Set task
Each entry that follows is to be retyped exactly. Pictures do not belong in the copy.
··· Excerpted records
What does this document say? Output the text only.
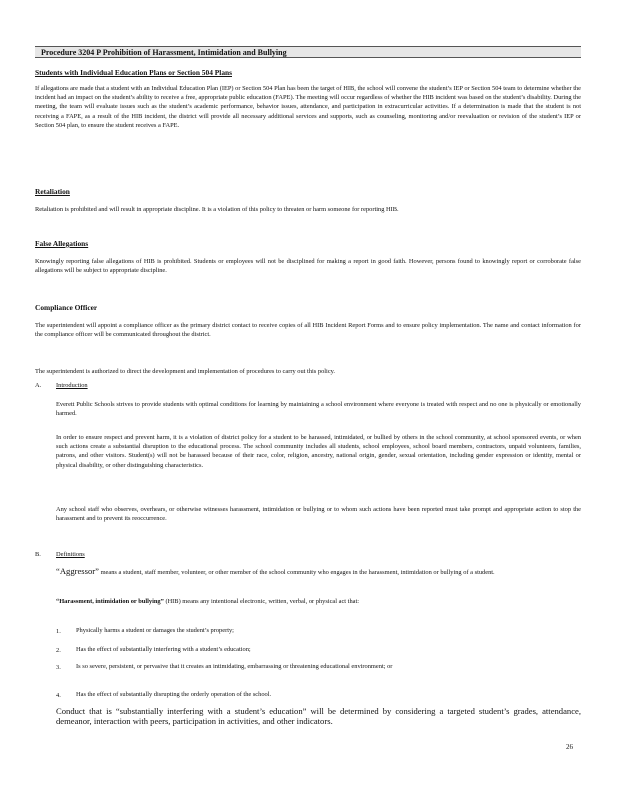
Procedure 3204 P Prohibition of Harassment, Intimidation and Bullying
Students with Individual Education Plans or Section 504 Plans
If allegations are made that a student with an Individual Education Plan (IEP) or Section 504 Plan has been the target of HIB, the school will convene the student’s IEP or Section 504 team to determine whether the incident had an impact on the student’s ability to receive a free, appropriate public education (FAPE). The meeting will occur regardless of whether the HIB incident was based on the student’s disability. During the meeting, the team will evaluate issues such as the student’s academic performance, behavior issues, attendance, and participation in extracurricular activities. If a determination is made that the student is not receiving a FAPE, as a result of the HIB incident, the district will provide all necessary additional services and supports, such as counseling, monitoring and/or reevaluation or revision of the student’s IEP or Section 504 plan, to ensure the student receives a FAPE.
Retaliation
Retaliation is prohibited and will result in appropriate discipline. It is a violation of this policy to threaten or harm someone for reporting HIB.
False Allegations
Knowingly reporting false allegations of HIB is prohibited. Students or employees will not be disciplined for making a report in good faith. However, persons found to knowingly report or corroborate false allegations will be subject to appropriate discipline.
Compliance Officer
The superintendent will appoint a compliance officer as the primary district contact to receive copies of all HIB Incident Report Forms and to ensure policy implementation. The name and contact information for the compliance officer will be communicated throughout the district.
The superintendent is authorized to direct the development and implementation of procedures to carry out this policy.
A. Introduction
Everett Public Schools strives to provide students with optimal conditions for learning by maintaining a school environment where everyone is treated with respect and no one is physically or emotionally harmed.
In order to ensure respect and prevent harm, it is a violation of district policy for a student to be harassed, intimidated, or bullied by others in the school community, at school sponsored events, or when such actions create a substantial disruption to the educational process. The school community includes all students, school employees, school board members, contractors, unpaid volunteers, families, patrons, and other visitors. Student(s) will not be harassed because of their race, color, religion, ancestry, national origin, gender, sexual orientation, including gender expression or identity, mental or physical disability, or other distinguishing characteristics.
Any school staff who observes, overhears, or otherwise witnesses harassment, intimidation or bullying or to whom such actions have been reported must take prompt and appropriate action to stop the harassment and to prevent its reoccurrence.
B. Definitions
“Aggressor” means a student, staff member, volunteer, or other member of the school community who engages in the harassment, intimidation or bullying of a student.
“Harassment, intimidation or bullying” (HIB) means any intentional electronic, written, verbal, or physical act that:
1. Physically harms a student or damages the student’s property;
2. Has the effect of substantially interfering with a student’s education;
3. Is so severe, persistent, or pervasive that it creates an intimidating, embarrassing or threatening educational environment; or
4. Has the effect of substantially disrupting the orderly operation of the school.
Conduct that is “substantially interfering with a student’s education” will be determined by considering a targeted student’s grades, attendance, demeanor, interaction with peers, participation in activities, and other indicators.
26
······
Finished exercise
What does this document say? Output the text only.
Procedure 3204 P Prohibition of Harassment, Intimidation and Bullying
Students with Individual Education Plans or Section 504 Plans
If allegations are made that a student with an Individual Education Plan (IEP) or Section 504 Plan has been the target of HIB, the school will convene the student’s IEP or Section 504 team to determine whether the incident had an impact on the student’s ability to receive a free, appropriate public education (FAPE). The meeting will occur regardless of whether the HIB incident was based on the student’s disability. During the meeting, the team will evaluate issues such as the student’s academic performance, behavior issues, attendance, and participation in extracurricular activities. If a determination is made that the student is not receiving a FAPE, as a result of the HIB incident, the district will provide all necessary additional services and supports, such as counseling, monitoring and/or reevaluation or revision of the student’s IEP or Section 504 plan, to ensure the student receives a FAPE.
Retaliation
Retaliation is prohibited and will result in appropriate discipline. It is a violation of this policy to threaten or harm someone for reporting HIB.
False Allegations
Knowingly reporting false allegations of HIB is prohibited. Students or employees will not be disciplined for making a report in good faith. However, persons found to knowingly report or corroborate false allegations will be subject to appropriate discipline.
Compliance Officer
The superintendent will appoint a compliance officer as the primary district contact to receive copies of all HIB Incident Report Forms and to ensure policy implementation. The name and contact information for the compliance officer will be communicated throughout the district.
The superintendent is authorized to direct the development and implementation of procedures to carry out this policy.
A. Introduction
Everett Public Schools strives to provide students with optimal conditions for learning by maintaining a school environment where everyone is treated with respect and no one is physically or emotionally harmed.
In order to ensure respect and prevent harm, it is a violation of district policy for a student to be harassed, intimidated, or bullied by others in the school community, at school sponsored events, or when such actions create a substantial disruption to the educational process. The school community includes all students, school employees, school board members, contractors, unpaid volunteers, families, patrons, and other visitors. Student(s) will not be harassed because of their race, color, religion, ancestry, national origin, gender, sexual orientation, including gender expression or identity, mental or physical disability, or other distinguishing characteristics.
Any school staff who observes, overhears, or otherwise witnesses harassment, intimidation or bullying or to whom such actions have been reported must take prompt and appropriate action to stop the harassment and to prevent its reoccurrence.
B. Definitions
“Aggressor” means a student, staff member, volunteer, or other member of the school community who engages in the harassment, intimidation or bullying of a student.
“Harassment, intimidation or bullying” (HIB) means any intentional electronic, written, verbal, or physical act that:
1. Physically harms a student or damages the student’s property;
2. Has the effect of substantially interfering with a student’s education;
3. Is so severe, persistent, or pervasive that it creates an intimidating, embarrassing or threatening educational environment; or
4. Has the effect of substantially disrupting the orderly operation of the school.
Conduct that is “substantially interfering with a student’s education” will be determined by considering a targeted student’s grades, attendance, demeanor, interaction with peers, participation in activities, and other indicators.
26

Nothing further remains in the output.